::: Data to process
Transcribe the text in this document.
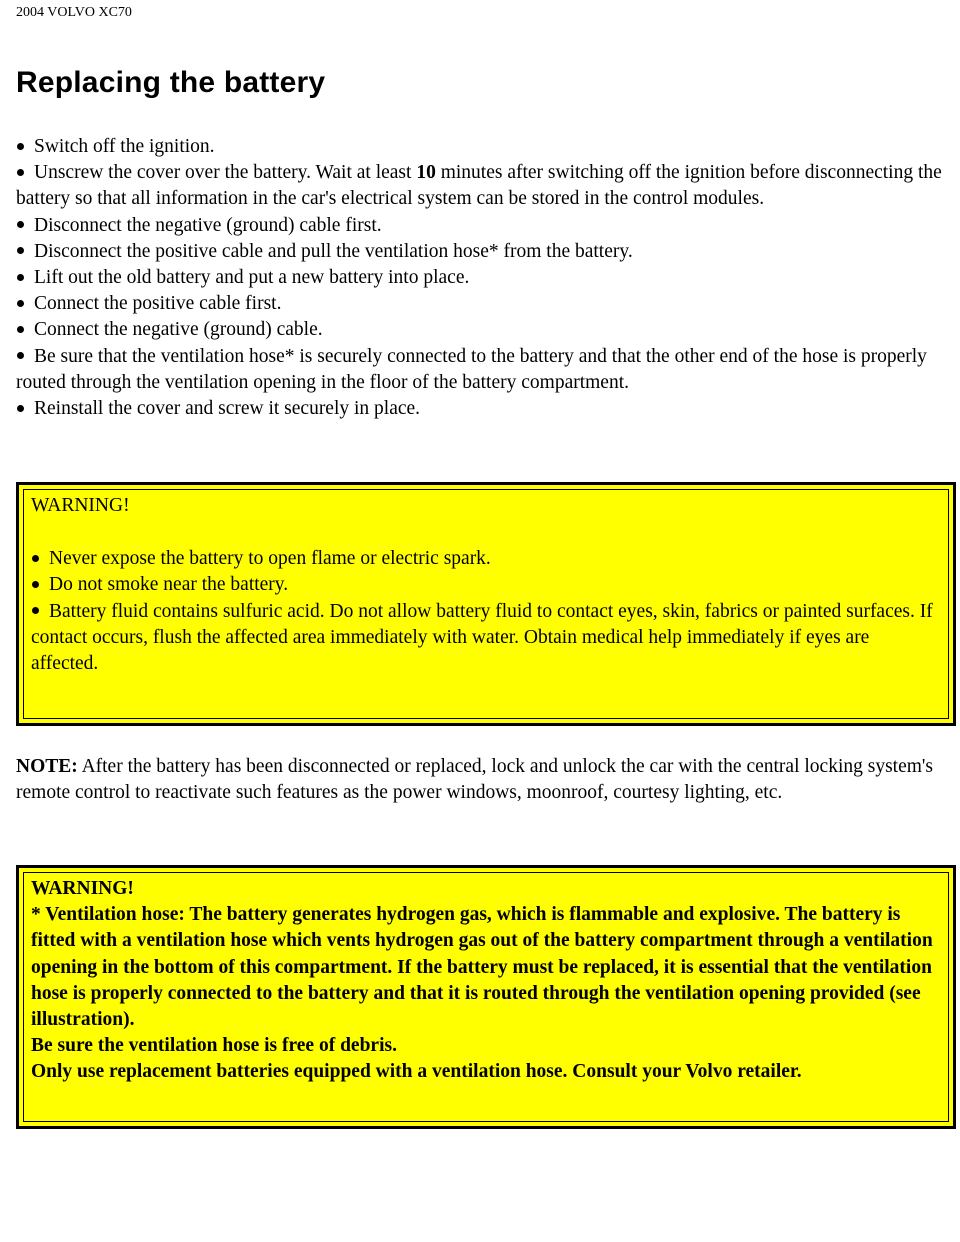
2004 VOLVO XC70
Replacing the battery
Switch off the ignition.
Unscrew the cover over the battery. Wait at least 10 minutes after switching off the ignition before disconnecting the battery so that all information in the car's electrical system can be stored in the control modules.
Disconnect the negative (ground) cable first.
Disconnect the positive cable and pull the ventilation hose* from the battery.
Lift out the old battery and put a new battery into place.
Connect the positive cable first.
Connect the negative (ground) cable.
Be sure that the ventilation hose* is securely connected to the battery and that the other end of the hose is properly routed through the ventilation opening in the floor of the battery compartment.
Reinstall the cover and screw it securely in place.
WARNING!
Never expose the battery to open flame or electric spark.
Do not smoke near the battery.
Battery fluid contains sulfuric acid. Do not allow battery fluid to contact eyes, skin, fabrics or painted surfaces. If contact occurs, flush the affected area immediately with water. Obtain medical help immediately if eyes are affected.
NOTE: After the battery has been disconnected or replaced, lock and unlock the car with the central locking system's remote control to reactivate such features as the power windows, moonroof, courtesy lighting, etc.
WARNING!
* Ventilation hose: The battery generates hydrogen gas, which is flammable and explosive. The battery is fitted with a ventilation hose which vents hydrogen gas out of the battery compartment through a ventilation opening in the bottom of this compartment. If the battery must be replaced, it is essential that the ventilation hose is properly connected to the battery and that it is routed through the ventilation opening provided (see illustration).
Be sure the ventilation hose is free of debris.
Only use replacement batteries equipped with a ventilation hose. Consult your Volvo retailer.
::::::
## Task statement
Write out the listing word for word, omitting the pictures it holds.

## Correct output
Transcribe the text in this document.
2004 VOLVO XC70
Replacing the battery
Switch off the ignition.
Unscrew the cover over the battery. Wait at least 10 minutes after switching off the ignition before disconnecting the battery so that all information in the car's electrical system can be stored in the control modules.
Disconnect the negative (ground) cable first.
Disconnect the positive cable and pull the ventilation hose* from the battery.
Lift out the old battery and put a new battery into place.
Connect the positive cable first.
Connect the negative (ground) cable.
Be sure that the ventilation hose* is securely connected to the battery and that the other end of the hose is properly routed through the ventilation opening in the floor of the battery compartment.
Reinstall the cover and screw it securely in place.
WARNING!
Never expose the battery to open flame or electric spark.
Do not smoke near the battery.
Battery fluid contains sulfuric acid. Do not allow battery fluid to contact eyes, skin, fabrics or painted surfaces. If contact occurs, flush the affected area immediately with water. Obtain medical help immediately if eyes are affected.
NOTE: After the battery has been disconnected or replaced, lock and unlock the car with the central locking system's remote control to reactivate such features as the power windows, moonroof, courtesy lighting, etc.
WARNING!
* Ventilation hose: The battery generates hydrogen gas, which is flammable and explosive. The battery is fitted with a ventilation hose which vents hydrogen gas out of the battery compartment through a ventilation opening in the bottom of this compartment. If the battery must be replaced, it is essential that the ventilation hose is properly connected to the battery and that it is routed through the ventilation opening provided (see illustration).
Be sure the ventilation hose is free of debris.
Only use replacement batteries equipped with a ventilation hose. Consult your Volvo retailer.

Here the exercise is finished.